**GIVEN EXERCISE**
Pull out every line with the word "AWAY".

**INPUT DATA**
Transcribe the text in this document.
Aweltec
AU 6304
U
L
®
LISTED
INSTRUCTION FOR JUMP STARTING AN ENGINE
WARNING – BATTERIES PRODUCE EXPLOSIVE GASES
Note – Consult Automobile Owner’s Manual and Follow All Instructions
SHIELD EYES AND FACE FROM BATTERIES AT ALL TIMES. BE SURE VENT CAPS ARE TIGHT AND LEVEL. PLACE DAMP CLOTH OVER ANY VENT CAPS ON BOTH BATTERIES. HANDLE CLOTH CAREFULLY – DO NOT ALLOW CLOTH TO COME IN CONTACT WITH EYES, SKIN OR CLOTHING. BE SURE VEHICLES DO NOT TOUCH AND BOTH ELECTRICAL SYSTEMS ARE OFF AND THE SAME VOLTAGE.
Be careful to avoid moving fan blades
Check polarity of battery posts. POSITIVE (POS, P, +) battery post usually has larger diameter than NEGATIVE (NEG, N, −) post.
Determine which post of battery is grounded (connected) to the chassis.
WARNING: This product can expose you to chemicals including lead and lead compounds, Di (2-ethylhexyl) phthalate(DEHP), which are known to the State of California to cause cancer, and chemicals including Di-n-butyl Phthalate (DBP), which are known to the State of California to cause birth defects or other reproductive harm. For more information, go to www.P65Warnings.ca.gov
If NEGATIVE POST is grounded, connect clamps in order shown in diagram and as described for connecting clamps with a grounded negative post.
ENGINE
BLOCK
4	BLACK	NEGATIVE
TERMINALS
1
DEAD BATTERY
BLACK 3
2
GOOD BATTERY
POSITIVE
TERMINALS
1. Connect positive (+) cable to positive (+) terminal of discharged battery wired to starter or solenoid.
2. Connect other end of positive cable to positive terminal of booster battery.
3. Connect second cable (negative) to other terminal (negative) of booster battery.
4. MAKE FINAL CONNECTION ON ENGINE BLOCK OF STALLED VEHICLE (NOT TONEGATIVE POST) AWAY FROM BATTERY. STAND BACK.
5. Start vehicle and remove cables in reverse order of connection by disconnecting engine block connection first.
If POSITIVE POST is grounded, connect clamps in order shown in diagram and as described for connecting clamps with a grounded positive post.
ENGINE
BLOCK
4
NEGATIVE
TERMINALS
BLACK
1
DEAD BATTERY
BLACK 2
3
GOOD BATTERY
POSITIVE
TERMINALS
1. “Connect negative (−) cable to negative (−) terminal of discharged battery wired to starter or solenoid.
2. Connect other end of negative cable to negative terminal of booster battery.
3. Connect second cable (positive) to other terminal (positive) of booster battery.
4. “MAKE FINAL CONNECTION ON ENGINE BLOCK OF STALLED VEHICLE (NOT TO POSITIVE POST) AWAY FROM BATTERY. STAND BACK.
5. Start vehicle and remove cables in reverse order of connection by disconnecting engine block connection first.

**EXERCISE RESULT**
4. MAKE FINAL CONNECTION ON ENGINE BLOCK OF STALLED VEHICLE (NOT TONEGATIVE POST) AWAY FROM BATTERY. STAND BACK.
4. “MAKE FINAL CONNECTION ON ENGINE BLOCK OF STALLED VEHICLE (NOT TO POSITIVE POST) AWAY FROM BATTERY. STAND BACK.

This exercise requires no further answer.